ENTRIES SUPPLIED
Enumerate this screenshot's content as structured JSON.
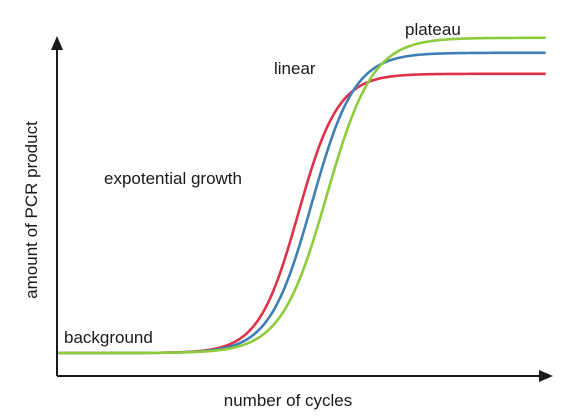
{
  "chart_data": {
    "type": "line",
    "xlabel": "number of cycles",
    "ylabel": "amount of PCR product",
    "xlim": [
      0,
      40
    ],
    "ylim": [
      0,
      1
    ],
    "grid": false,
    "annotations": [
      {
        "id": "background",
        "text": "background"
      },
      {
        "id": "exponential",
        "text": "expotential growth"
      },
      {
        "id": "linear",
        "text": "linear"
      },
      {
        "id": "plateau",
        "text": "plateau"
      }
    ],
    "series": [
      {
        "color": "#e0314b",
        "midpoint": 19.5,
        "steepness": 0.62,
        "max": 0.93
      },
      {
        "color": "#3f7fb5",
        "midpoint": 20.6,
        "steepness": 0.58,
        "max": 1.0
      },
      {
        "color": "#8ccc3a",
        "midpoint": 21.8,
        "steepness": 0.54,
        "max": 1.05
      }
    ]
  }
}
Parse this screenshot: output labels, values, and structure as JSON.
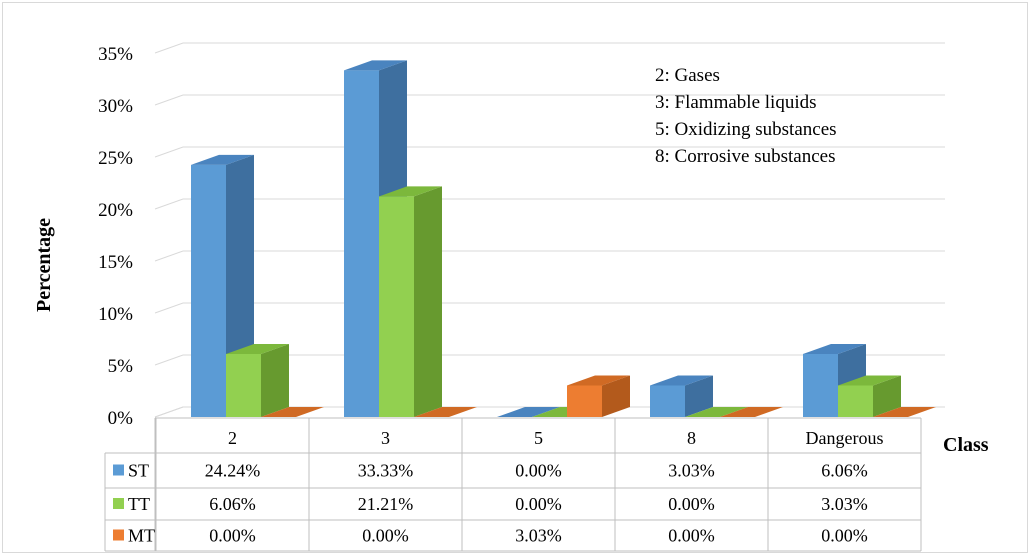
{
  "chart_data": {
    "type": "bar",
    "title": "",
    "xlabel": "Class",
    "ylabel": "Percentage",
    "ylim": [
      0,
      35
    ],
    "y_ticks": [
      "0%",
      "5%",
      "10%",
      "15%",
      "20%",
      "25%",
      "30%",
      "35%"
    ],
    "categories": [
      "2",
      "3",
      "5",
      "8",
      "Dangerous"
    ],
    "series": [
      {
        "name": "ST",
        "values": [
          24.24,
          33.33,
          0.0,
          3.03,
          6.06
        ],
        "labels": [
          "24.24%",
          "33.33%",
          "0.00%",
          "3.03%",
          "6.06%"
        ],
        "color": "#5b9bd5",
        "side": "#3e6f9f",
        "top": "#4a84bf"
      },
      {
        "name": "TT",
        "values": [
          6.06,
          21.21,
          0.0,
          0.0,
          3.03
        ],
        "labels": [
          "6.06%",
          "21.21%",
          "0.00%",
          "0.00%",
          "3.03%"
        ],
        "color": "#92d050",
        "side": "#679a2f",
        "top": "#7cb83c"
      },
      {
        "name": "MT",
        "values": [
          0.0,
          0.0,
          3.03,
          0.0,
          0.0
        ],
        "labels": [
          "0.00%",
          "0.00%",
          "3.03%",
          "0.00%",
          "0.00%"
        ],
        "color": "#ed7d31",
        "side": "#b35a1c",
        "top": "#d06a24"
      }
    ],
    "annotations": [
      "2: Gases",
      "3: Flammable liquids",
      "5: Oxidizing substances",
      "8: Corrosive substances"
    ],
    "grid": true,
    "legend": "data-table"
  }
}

GIVEN PROBLEM
Write out the records above exactly as they stand, leaving out every picture.

EXERCISE SOLUTION
Enumerate this screenshot's content as structured JSON.
{
  "chart_data": {
    "type": "line",
    "xlabel": "number of cycles",
    "ylabel": "amount of PCR product",
    "xlim": [
      0,
      40
    ],
    "ylim": [
      0,
      1
    ],
    "grid": false,
    "annotations": [
      {
        "id": "background",
        "text": "background"
      },
      {
        "id": "exponential",
        "text": "expotential growth"
      },
      {
        "id": "linear",
        "text": "linear"
      },
      {
        "id": "plateau",
        "text": "plateau"
      }
    ],
    "series": [
      {
        "color": "#e0314b",
        "midpoint": 19.5,
        "steepness": 0.62,
        "max": 0.93
      },
      {
        "color": "#3f7fb5",
        "midpoint": 20.6,
        "steepness": 0.58,
        "max": 1.0
      },
      {
        "color": "#8ccc3a",
        "midpoint": 21.8,
        "steepness": 0.54,
        "max": 1.05
      }
    ]
  }
}
Parse this screenshot: output labels, values, and structure as JSON.
{
  "chart_data": {
    "type": "bar",
    "title": "",
    "xlabel": "Class",
    "ylabel": "Percentage",
    "ylim": [
      0,
      35
    ],
    "y_ticks": [
      "0%",
      "5%",
      "10%",
      "15%",
      "20%",
      "25%",
      "30%",
      "35%"
    ],
    "categories": [
      "2",
      "3",
      "5",
      "8",
      "Dangerous"
    ],
    "series": [
      {
        "name": "ST",
        "values": [
          24.24,
          33.33,
          0.0,
          3.03,
          6.06
        ],
        "labels": [
          "24.24%",
          "33.33%",
          "0.00%",
          "3.03%",
          "6.06%"
        ],
        "color": "#5b9bd5",
        "side": "#3e6f9f",
        "top": "#4a84bf"
      },
      {
        "name": "TT",
        "values": [
          6.06,
          21.21,
          0.0,
          0.0,
          3.03
        ],
        "labels": [
          "6.06%",
          "21.21%",
          "0.00%",
          "0.00%",
          "3.03%"
        ],
        "color": "#92d050",
        "side": "#679a2f",
        "top": "#7cb83c"
      },
      {
        "name": "MT",
        "values": [
          0.0,
          0.0,
          3.03,
          0.0,
          0.0
        ],
        "labels": [
          "0.00%",
          "0.00%",
          "3.03%",
          "0.00%",
          "0.00%"
        ],
        "color": "#ed7d31",
        "side": "#b35a1c",
        "top": "#d06a24"
      }
    ],
    "annotations": [
      "2: Gases",
      "3: Flammable liquids",
      "5: Oxidizing substances",
      "8: Corrosive substances"
    ],
    "grid": true,
    "legend": "data-table"
  }
}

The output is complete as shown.